*** Supplied material

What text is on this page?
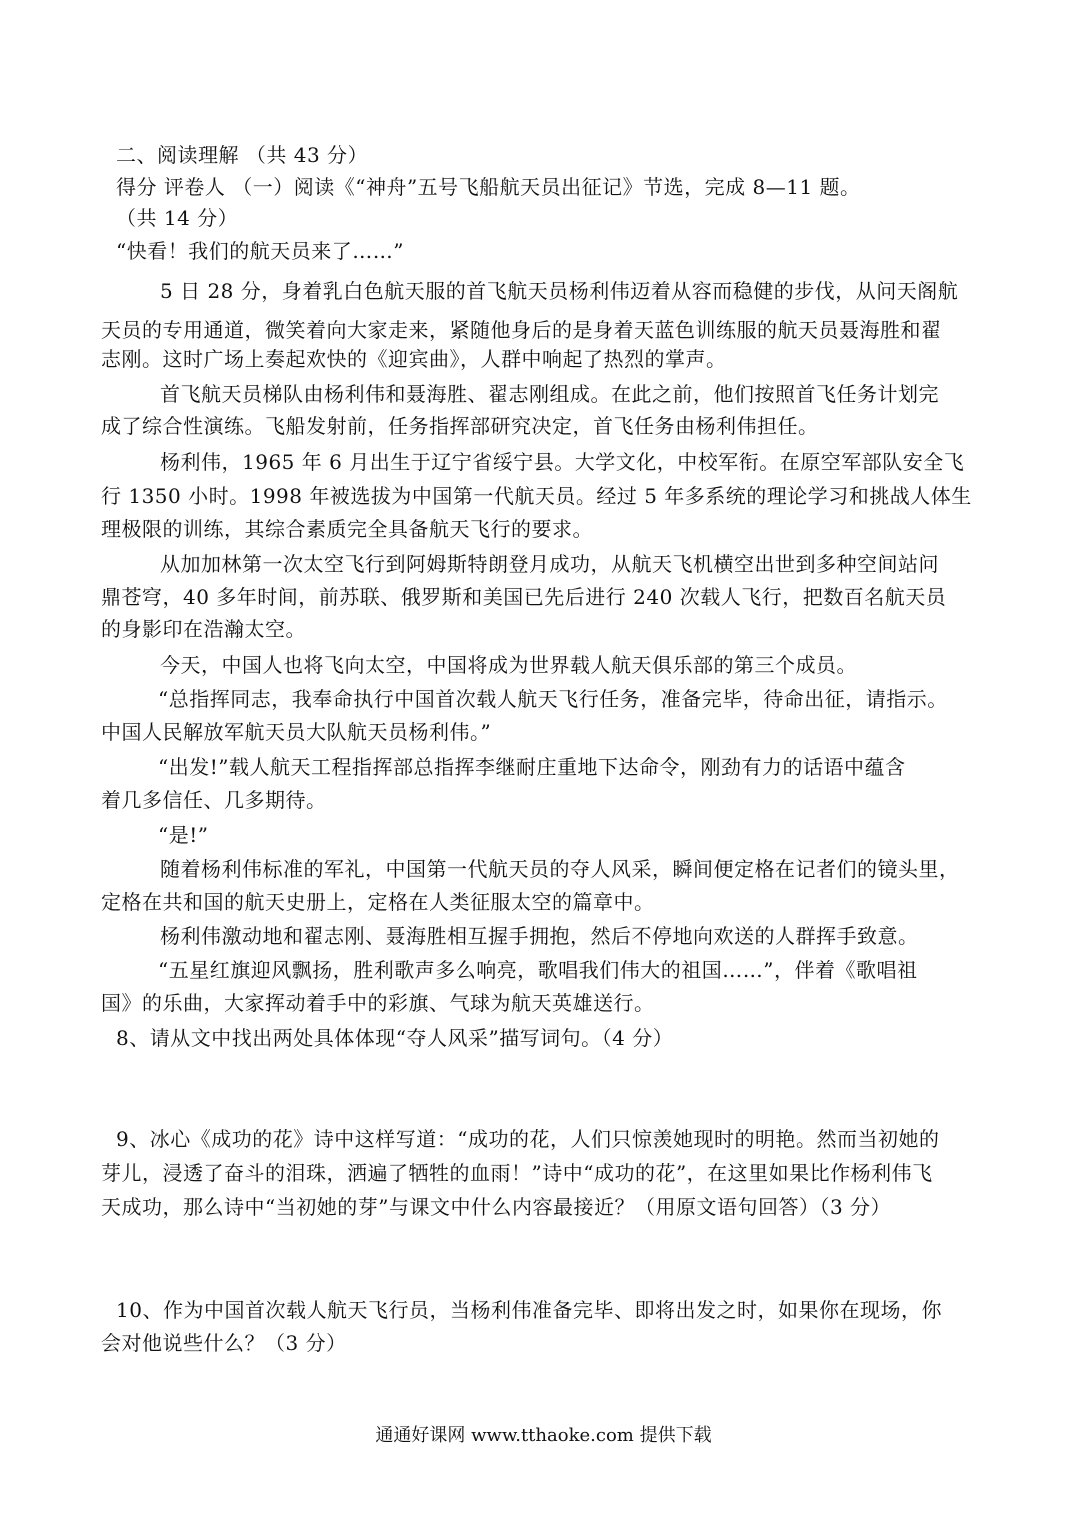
二、阅读理解 （共 43 分）
得分 评卷人 （一）阅读《“神舟”五号飞船航天员出征记》节选，完成 8—11 题。
（共 14 分）
“快看！我们的航天员来了……”
5 日 28 分，身着乳白色航天服的首飞航天员杨利伟迈着从容而稳健的步伐，从问天阁航
天员的专用通道，微笑着向大家走来，紧随他身后的是身着天蓝色训练服的航天员聂海胜和翟
志刚。这时广场上奏起欢快的《迎宾曲》，人群中响起了热烈的掌声。
首飞航天员梯队由杨利伟和聂海胜、翟志刚组成。在此之前，他们按照首飞任务计划完
成了综合性演练。飞船发射前，任务指挥部研究决定，首飞任务由杨利伟担任。
杨利伟，1965 年 6 月出生于辽宁省绥宁县。大学文化，中校军衔。在原空军部队安全飞
行 1350 小时。1998 年被选拔为中国第一代航天员。经过 5 年多系统的理论学习和挑战人体生
理极限的训练，其综合素质完全具备航天飞行的要求。
从加加林第一次太空飞行到阿姆斯特朗登月成功，从航天飞机横空出世到多种空间站问
鼎苍穹，40 多年时间，前苏联、俄罗斯和美国已先后进行 240 次载人飞行，把数百名航天员
的身影印在浩瀚太空。
今天，中国人也将飞向太空，中国将成为世界载人航天俱乐部的第三个成员。
“总指挥同志，我奉命执行中国首次载人航天飞行任务，准备完毕，待命出征，请指示。
中国人民解放军航天员大队航天员杨利伟。”
“出发!”载人航天工程指挥部总指挥李继耐庄重地下达命令，刚劲有力的话语中蕴含
着几多信任、几多期待。
“是!”
随着杨利伟标准的军礼，中国第一代航天员的夺人风采，瞬间便定格在记者们的镜头里，
定格在共和国的航天史册上，定格在人类征服太空的篇章中。
杨利伟激动地和翟志刚、聂海胜相互握手拥抱，然后不停地向欢送的人群挥手致意。
“五星红旗迎风飘扬，胜利歌声多么响亮，歌唱我们伟大的祖国……”，伴着《歌唱祖
国》的乐曲，大家挥动着手中的彩旗、气球为航天英雄送行。
8、请从文中找出两处具体体现“夺人风采”描写词句。（4 分）
9、冰心《成功的花》诗中这样写道：“成功的花，人们只惊羡她现时的明艳。然而当初她的
芽儿，浸透了奋斗的泪珠，洒遍了牺牲的血雨！”诗中“成功的花”，在这里如果比作杨利伟飞
天成功，那么诗中“当初她的芽”与课文中什么内容最接近？（用原文语句回答）（3 分）
10、作为中国首次载人航天飞行员，当杨利伟准备完毕、即将出发之时，如果你在现场，你
会对他说些什么？（3 分）
通通好课网 www.tthaoke.com 提供下载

******

Every record above should be written out again exactly; the pictures stay out of the copy.

Final result.
What text is on this page?
二、阅读理解 （共 43 分）
得分 评卷人 （一）阅读《“神舟”五号飞船航天员出征记》节选，完成 8—11 题。
（共 14 分）
“快看！我们的航天员来了……”
5 日 28 分，身着乳白色航天服的首飞航天员杨利伟迈着从容而稳健的步伐，从问天阁航
天员的专用通道，微笑着向大家走来，紧随他身后的是身着天蓝色训练服的航天员聂海胜和翟
志刚。这时广场上奏起欢快的《迎宾曲》，人群中响起了热烈的掌声。
首飞航天员梯队由杨利伟和聂海胜、翟志刚组成。在此之前，他们按照首飞任务计划完
成了综合性演练。飞船发射前，任务指挥部研究决定，首飞任务由杨利伟担任。
杨利伟，1965 年 6 月出生于辽宁省绥宁县。大学文化，中校军衔。在原空军部队安全飞
行 1350 小时。1998 年被选拔为中国第一代航天员。经过 5 年多系统的理论学习和挑战人体生
理极限的训练，其综合素质完全具备航天飞行的要求。
从加加林第一次太空飞行到阿姆斯特朗登月成功，从航天飞机横空出世到多种空间站问
鼎苍穹，40 多年时间，前苏联、俄罗斯和美国已先后进行 240 次载人飞行，把数百名航天员
的身影印在浩瀚太空。
今天，中国人也将飞向太空，中国将成为世界载人航天俱乐部的第三个成员。
“总指挥同志，我奉命执行中国首次载人航天飞行任务，准备完毕，待命出征，请指示。
中国人民解放军航天员大队航天员杨利伟。”
“出发!”载人航天工程指挥部总指挥李继耐庄重地下达命令，刚劲有力的话语中蕴含
着几多信任、几多期待。
“是!”
随着杨利伟标准的军礼，中国第一代航天员的夺人风采，瞬间便定格在记者们的镜头里，
定格在共和国的航天史册上，定格在人类征服太空的篇章中。
杨利伟激动地和翟志刚、聂海胜相互握手拥抱，然后不停地向欢送的人群挥手致意。
“五星红旗迎风飘扬，胜利歌声多么响亮，歌唱我们伟大的祖国……”，伴着《歌唱祖
国》的乐曲，大家挥动着手中的彩旗、气球为航天英雄送行。
8、请从文中找出两处具体体现“夺人风采”描写词句。（4 分）
9、冰心《成功的花》诗中这样写道：“成功的花，人们只惊羡她现时的明艳。然而当初她的
芽儿，浸透了奋斗的泪珠，洒遍了牺牲的血雨！”诗中“成功的花”，在这里如果比作杨利伟飞
天成功，那么诗中“当初她的芽”与课文中什么内容最接近？（用原文语句回答）（3 分）
10、作为中国首次载人航天飞行员，当杨利伟准备完毕、即将出发之时，如果你在现场，你
会对他说些什么？（3 分）
通通好课网 www.tthaoke.com 提供下载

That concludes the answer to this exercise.